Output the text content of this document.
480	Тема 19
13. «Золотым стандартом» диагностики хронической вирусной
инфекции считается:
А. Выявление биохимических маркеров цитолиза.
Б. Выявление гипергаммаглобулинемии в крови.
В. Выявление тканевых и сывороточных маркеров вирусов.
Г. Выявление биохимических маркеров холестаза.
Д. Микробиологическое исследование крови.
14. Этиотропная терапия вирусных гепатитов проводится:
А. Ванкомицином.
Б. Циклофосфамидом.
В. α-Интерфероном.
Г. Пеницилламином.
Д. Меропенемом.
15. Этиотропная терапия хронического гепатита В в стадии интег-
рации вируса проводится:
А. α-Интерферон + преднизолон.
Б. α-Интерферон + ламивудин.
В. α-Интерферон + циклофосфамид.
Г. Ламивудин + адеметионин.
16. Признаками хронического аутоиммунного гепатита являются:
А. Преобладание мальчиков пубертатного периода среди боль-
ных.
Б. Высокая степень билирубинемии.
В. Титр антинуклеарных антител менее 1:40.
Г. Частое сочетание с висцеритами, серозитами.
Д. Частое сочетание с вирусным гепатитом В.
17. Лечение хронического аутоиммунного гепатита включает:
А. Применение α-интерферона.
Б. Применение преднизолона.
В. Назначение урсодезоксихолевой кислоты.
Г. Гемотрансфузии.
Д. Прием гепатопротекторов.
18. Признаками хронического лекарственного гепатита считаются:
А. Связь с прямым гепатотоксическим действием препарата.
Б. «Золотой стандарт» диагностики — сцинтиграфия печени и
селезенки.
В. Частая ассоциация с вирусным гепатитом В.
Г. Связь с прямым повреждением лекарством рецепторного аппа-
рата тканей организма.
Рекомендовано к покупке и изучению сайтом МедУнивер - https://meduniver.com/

§ §

**What you need to do:**
Repeat the records above exactly, from the first line to the last.

**Task output:**
Output the text content of this document.
480	Тема 19
13. «Золотым стандартом» диагностики хронической вирусной
инфекции считается:
А. Выявление биохимических маркеров цитолиза.
Б. Выявление гипергаммаглобулинемии в крови.
В. Выявление тканевых и сывороточных маркеров вирусов.
Г. Выявление биохимических маркеров холестаза.
Д. Микробиологическое исследование крови.
14. Этиотропная терапия вирусных гепатитов проводится:
А. Ванкомицином.
Б. Циклофосфамидом.
В. α-Интерфероном.
Г. Пеницилламином.
Д. Меропенемом.
15. Этиотропная терапия хронического гепатита В в стадии интег-
рации вируса проводится:
А. α-Интерферон + преднизолон.
Б. α-Интерферон + ламивудин.
В. α-Интерферон + циклофосфамид.
Г. Ламивудин + адеметионин.
16. Признаками хронического аутоиммунного гепатита являются:
А. Преобладание мальчиков пубертатного периода среди боль-
ных.
Б. Высокая степень билирубинемии.
В. Титр антинуклеарных антител менее 1:40.
Г. Частое сочетание с висцеритами, серозитами.
Д. Частое сочетание с вирусным гепатитом В.
17. Лечение хронического аутоиммунного гепатита включает:
А. Применение α-интерферона.
Б. Применение преднизолона.
В. Назначение урсодезоксихолевой кислоты.
Г. Гемотрансфузии.
Д. Прием гепатопротекторов.
18. Признаками хронического лекарственного гепатита считаются:
А. Связь с прямым гепатотоксическим действием препарата.
Б. «Золотой стандарт» диагностики — сцинтиграфия печени и
селезенки.
В. Частая ассоциация с вирусным гепатитом В.
Г. Связь с прямым повреждением лекарством рецепторного аппа-
рата тканей организма.
Рекомендовано к покупке и изучению сайтом МедУнивер - https://meduniver.com/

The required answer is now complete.